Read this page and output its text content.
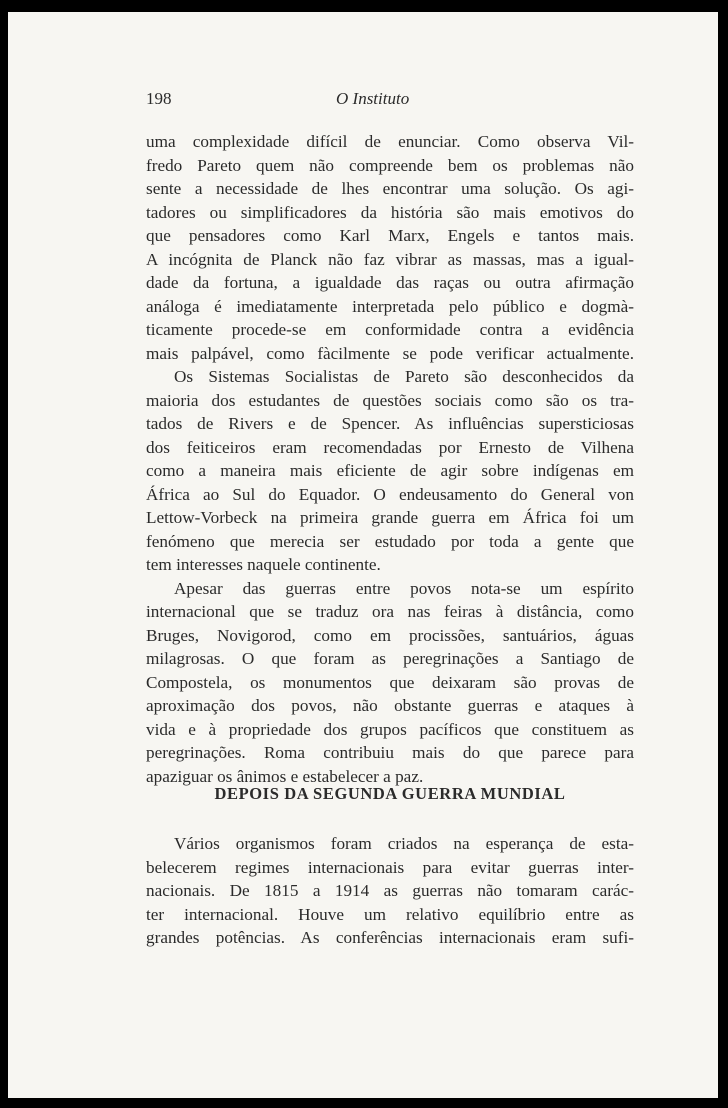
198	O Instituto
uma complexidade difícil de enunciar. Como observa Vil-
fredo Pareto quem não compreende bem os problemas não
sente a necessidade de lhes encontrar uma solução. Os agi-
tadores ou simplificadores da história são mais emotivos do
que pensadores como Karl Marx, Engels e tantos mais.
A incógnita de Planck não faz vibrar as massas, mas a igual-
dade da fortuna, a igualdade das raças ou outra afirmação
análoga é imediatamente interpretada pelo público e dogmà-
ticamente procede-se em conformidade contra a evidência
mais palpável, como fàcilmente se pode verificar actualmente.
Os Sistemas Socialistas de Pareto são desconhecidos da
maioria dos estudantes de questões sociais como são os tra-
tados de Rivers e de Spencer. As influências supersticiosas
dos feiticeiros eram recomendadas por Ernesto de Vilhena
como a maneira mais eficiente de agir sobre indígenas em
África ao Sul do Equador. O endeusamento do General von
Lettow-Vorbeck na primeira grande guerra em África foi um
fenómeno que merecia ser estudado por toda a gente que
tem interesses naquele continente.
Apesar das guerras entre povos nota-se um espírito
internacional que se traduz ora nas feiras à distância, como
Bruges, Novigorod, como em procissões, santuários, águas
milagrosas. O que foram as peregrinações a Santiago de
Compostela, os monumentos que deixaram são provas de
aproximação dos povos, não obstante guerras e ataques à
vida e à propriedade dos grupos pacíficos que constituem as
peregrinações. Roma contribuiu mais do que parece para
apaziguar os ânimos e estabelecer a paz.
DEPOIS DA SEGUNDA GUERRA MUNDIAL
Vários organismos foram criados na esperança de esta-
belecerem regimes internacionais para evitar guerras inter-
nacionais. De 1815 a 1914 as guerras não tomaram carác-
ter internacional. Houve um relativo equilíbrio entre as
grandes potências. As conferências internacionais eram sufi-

● TASK REQUIREMENTS
Quote every entry exactly, with the pictures omitted.

● CORRECT RESPONSE
Read this page and output its text content.
198	O Instituto
uma complexidade difícil de enunciar. Como observa Vil-
fredo Pareto quem não compreende bem os problemas não
sente a necessidade de lhes encontrar uma solução. Os agi-
tadores ou simplificadores da história são mais emotivos do
que pensadores como Karl Marx, Engels e tantos mais.
A incógnita de Planck não faz vibrar as massas, mas a igual-
dade da fortuna, a igualdade das raças ou outra afirmação
análoga é imediatamente interpretada pelo público e dogmà-
ticamente procede-se em conformidade contra a evidência
mais palpável, como fàcilmente se pode verificar actualmente.
Os Sistemas Socialistas de Pareto são desconhecidos da
maioria dos estudantes de questões sociais como são os tra-
tados de Rivers e de Spencer. As influências supersticiosas
dos feiticeiros eram recomendadas por Ernesto de Vilhena
como a maneira mais eficiente de agir sobre indígenas em
África ao Sul do Equador. O endeusamento do General von
Lettow-Vorbeck na primeira grande guerra em África foi um
fenómeno que merecia ser estudado por toda a gente que
tem interesses naquele continente.
Apesar das guerras entre povos nota-se um espírito
internacional que se traduz ora nas feiras à distância, como
Bruges, Novigorod, como em procissões, santuários, águas
milagrosas. O que foram as peregrinações a Santiago de
Compostela, os monumentos que deixaram são provas de
aproximação dos povos, não obstante guerras e ataques à
vida e à propriedade dos grupos pacíficos que constituem as
peregrinações. Roma contribuiu mais do que parece para
apaziguar os ânimos e estabelecer a paz.
DEPOIS DA SEGUNDA GUERRA MUNDIAL
Vários organismos foram criados na esperança de esta-
belecerem regimes internacionais para evitar guerras inter-
nacionais. De 1815 a 1914 as guerras não tomaram carác-
ter internacional. Houve um relativo equilíbrio entre as
grandes potências. As conferências internacionais eram sufi-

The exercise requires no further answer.